- Dataset items:
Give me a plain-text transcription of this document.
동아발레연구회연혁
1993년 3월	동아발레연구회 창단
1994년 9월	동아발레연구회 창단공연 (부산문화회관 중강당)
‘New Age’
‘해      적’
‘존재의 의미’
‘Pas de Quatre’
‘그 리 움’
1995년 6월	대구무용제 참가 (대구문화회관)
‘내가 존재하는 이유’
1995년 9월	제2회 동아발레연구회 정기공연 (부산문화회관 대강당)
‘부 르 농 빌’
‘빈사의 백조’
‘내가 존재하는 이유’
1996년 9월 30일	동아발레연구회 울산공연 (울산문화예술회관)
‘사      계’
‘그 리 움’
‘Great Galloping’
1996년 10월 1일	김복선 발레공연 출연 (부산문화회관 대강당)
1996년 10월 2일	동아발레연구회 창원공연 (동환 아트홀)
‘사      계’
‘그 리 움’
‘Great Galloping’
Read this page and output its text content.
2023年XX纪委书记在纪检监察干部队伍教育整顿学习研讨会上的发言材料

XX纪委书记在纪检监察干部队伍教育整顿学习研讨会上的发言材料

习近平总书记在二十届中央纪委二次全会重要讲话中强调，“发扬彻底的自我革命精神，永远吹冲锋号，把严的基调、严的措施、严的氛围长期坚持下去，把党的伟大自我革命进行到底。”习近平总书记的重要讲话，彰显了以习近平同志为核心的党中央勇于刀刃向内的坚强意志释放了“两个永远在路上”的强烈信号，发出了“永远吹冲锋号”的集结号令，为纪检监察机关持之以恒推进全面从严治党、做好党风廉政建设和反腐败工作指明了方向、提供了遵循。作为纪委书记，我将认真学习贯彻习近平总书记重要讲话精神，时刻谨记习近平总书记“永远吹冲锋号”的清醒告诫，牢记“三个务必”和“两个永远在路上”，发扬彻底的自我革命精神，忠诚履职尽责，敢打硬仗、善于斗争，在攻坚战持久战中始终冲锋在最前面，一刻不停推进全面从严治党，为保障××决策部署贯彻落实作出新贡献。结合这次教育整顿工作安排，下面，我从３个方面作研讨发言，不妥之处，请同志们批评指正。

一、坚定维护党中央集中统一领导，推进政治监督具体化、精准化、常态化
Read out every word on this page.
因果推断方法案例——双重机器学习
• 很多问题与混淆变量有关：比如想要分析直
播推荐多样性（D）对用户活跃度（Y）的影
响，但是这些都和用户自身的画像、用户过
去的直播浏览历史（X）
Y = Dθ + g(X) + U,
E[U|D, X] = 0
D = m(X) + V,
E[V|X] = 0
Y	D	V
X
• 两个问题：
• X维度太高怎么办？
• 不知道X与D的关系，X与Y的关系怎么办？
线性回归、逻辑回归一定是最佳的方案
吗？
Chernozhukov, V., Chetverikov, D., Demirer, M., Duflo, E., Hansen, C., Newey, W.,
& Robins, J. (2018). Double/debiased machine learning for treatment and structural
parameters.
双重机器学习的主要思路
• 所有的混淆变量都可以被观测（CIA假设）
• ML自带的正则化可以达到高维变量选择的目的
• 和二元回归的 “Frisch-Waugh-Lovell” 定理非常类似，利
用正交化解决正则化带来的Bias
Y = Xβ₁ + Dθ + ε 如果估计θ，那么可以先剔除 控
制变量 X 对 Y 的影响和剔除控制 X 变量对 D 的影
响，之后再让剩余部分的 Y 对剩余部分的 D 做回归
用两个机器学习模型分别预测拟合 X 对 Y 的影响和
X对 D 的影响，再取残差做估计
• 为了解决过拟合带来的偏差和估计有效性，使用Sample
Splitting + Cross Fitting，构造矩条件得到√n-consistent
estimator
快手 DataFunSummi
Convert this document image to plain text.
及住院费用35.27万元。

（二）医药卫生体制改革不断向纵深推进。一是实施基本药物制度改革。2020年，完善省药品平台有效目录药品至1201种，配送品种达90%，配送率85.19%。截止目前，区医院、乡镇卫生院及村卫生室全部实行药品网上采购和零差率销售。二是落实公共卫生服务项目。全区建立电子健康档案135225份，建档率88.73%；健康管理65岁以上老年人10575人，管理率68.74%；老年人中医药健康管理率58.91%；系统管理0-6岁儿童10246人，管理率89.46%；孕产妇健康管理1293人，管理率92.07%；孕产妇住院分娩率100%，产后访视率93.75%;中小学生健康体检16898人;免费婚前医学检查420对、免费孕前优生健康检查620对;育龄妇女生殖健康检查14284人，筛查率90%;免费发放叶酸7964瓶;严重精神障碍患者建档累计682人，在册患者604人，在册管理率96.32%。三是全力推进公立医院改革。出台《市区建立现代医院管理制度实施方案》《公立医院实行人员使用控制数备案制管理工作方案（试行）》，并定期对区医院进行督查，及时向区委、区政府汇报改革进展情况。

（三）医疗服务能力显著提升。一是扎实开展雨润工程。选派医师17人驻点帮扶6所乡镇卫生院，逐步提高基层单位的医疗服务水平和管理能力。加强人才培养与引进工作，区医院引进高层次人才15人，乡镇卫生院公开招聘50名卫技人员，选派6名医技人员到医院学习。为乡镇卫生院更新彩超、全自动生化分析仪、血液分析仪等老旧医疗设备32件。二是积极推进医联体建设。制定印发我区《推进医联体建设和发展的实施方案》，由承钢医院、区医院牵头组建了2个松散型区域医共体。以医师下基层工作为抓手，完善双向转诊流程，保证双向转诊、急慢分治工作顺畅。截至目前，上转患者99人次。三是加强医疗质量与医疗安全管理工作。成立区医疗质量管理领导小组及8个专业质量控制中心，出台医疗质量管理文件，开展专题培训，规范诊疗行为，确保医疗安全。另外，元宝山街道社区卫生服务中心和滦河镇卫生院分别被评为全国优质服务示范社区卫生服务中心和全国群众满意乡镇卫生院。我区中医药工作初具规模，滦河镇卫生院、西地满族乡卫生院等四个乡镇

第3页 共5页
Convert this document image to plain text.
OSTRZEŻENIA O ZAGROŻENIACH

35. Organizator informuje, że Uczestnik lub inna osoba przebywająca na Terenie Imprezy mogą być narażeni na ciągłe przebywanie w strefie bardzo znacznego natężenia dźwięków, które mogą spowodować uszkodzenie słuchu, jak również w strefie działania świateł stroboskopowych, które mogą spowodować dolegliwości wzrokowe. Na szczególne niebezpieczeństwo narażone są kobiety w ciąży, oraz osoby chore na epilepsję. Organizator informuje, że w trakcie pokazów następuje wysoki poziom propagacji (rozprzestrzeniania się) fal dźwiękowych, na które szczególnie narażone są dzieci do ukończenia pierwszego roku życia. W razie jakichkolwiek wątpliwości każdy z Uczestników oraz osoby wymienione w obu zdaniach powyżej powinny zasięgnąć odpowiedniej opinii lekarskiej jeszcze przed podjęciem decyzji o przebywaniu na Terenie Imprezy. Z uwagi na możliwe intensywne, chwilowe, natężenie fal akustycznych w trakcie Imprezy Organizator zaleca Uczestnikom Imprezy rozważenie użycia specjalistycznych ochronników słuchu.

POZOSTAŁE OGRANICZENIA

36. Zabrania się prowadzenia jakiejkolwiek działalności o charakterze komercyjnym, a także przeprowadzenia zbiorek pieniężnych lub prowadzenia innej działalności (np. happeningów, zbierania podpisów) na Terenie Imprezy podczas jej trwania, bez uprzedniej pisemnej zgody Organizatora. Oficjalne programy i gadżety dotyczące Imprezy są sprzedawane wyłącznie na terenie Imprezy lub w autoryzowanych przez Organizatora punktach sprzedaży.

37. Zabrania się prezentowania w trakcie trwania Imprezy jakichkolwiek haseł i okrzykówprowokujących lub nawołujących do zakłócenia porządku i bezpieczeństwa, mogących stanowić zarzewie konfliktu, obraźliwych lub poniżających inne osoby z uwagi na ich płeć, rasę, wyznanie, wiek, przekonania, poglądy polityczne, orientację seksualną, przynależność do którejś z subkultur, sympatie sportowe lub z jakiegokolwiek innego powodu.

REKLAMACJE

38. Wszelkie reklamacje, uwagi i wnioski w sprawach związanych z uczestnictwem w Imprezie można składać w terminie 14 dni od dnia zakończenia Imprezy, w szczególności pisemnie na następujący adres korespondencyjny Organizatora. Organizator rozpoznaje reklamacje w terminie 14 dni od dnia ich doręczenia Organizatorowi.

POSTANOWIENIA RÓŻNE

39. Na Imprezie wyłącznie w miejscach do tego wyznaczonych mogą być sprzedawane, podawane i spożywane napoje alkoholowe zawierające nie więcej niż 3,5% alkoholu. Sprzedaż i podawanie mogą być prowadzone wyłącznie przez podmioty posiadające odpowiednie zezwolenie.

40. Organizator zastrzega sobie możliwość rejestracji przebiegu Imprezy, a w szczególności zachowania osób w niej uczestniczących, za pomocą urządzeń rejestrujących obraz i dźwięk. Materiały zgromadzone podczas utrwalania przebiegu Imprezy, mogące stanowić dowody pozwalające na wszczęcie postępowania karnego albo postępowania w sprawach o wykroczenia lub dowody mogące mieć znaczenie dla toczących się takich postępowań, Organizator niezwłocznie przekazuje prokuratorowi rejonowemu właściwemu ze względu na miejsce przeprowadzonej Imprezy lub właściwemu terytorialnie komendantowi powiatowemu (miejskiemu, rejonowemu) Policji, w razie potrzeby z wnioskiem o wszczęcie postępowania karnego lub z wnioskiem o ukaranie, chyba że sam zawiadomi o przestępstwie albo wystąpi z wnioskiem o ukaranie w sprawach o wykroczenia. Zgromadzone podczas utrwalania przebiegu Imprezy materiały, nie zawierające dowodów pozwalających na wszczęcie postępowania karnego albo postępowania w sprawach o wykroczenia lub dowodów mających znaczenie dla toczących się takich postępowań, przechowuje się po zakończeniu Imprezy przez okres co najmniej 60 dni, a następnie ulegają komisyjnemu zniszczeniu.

- AIM OF THE TASK:
Using the entries above, tally how many lines have the word "text" in them; write the number and nothing more.

- COMPLETE RESPONSE:
4